__DIRECTIONS__
Show all lines from the listing below that contain "color".

Extracted data entries:
####################

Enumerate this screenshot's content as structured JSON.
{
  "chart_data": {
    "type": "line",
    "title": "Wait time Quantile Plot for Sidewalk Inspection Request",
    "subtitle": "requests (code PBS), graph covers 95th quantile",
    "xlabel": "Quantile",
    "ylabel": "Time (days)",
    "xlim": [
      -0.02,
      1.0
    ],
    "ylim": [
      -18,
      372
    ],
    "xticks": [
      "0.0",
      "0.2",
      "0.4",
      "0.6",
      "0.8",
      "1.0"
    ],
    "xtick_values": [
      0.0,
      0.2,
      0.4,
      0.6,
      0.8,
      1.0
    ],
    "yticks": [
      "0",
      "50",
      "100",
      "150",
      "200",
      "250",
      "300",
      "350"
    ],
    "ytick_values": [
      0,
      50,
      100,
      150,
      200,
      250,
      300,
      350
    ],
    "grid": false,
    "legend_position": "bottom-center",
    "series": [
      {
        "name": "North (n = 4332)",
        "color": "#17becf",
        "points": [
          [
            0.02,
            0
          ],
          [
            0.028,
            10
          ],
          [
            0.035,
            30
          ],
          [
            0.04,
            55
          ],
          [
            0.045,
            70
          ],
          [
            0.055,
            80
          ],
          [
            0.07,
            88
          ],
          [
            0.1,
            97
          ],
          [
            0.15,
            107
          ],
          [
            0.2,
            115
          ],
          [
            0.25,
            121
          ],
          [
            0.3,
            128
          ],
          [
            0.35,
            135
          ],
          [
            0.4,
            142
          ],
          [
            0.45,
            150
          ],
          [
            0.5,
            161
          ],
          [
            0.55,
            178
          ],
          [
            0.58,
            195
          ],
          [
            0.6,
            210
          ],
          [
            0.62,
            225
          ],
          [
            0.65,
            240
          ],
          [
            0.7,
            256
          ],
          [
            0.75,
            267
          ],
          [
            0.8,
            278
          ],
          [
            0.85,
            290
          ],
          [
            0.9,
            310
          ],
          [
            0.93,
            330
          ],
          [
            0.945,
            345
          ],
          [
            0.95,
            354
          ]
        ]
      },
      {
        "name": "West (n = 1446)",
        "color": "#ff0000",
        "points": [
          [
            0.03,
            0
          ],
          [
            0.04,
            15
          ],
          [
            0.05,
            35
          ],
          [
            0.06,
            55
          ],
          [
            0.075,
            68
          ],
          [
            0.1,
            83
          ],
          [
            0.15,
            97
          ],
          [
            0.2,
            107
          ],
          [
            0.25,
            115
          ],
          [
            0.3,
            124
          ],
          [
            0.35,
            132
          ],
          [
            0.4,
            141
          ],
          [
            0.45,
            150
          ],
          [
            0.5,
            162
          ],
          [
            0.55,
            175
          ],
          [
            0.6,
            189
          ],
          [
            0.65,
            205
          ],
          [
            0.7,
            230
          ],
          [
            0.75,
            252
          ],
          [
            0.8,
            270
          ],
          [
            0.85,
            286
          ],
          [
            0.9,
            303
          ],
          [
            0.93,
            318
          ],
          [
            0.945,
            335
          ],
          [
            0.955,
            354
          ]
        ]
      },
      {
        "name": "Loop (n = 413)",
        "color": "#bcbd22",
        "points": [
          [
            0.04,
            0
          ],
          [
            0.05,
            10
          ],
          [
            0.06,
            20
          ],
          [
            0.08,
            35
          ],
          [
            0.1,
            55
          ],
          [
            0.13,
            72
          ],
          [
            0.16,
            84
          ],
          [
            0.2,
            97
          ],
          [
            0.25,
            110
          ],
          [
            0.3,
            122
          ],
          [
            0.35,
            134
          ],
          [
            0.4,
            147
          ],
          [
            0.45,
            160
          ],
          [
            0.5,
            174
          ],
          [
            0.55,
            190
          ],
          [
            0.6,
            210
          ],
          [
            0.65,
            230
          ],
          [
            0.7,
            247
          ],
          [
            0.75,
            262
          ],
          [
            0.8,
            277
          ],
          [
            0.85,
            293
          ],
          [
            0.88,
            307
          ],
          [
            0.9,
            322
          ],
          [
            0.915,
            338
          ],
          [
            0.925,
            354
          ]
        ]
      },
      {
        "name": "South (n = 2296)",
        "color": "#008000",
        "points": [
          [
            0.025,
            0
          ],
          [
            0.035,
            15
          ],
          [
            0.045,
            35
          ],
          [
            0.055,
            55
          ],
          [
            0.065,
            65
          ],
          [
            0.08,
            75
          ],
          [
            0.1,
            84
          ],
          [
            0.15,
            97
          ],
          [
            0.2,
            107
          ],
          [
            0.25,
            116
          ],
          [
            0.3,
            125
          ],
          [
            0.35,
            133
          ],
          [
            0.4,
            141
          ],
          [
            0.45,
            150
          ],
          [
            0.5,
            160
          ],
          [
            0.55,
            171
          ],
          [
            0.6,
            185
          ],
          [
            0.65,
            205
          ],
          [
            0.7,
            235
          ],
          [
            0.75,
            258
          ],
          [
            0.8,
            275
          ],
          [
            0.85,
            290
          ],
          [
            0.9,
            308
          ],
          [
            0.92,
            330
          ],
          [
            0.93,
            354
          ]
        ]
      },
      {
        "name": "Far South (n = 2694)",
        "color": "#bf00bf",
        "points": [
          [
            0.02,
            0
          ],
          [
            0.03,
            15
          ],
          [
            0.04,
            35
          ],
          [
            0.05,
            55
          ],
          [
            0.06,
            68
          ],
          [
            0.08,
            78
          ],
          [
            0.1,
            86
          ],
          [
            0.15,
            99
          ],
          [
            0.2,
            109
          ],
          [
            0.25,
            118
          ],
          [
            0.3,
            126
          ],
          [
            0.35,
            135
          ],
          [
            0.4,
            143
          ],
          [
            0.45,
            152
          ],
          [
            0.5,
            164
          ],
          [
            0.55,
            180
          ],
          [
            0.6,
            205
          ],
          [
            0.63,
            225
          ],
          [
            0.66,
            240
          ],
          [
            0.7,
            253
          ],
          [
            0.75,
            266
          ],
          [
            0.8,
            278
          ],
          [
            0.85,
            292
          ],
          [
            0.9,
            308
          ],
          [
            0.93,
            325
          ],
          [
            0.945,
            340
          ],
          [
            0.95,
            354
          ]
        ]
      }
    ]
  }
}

####################

__OUTPUT FOR THIS EXERCISE__
        "color": "#17becf",
        "color": "#ff0000",
        "color": "#bcbd22",
        "color": "#008000",
        "color": "#bf00bf",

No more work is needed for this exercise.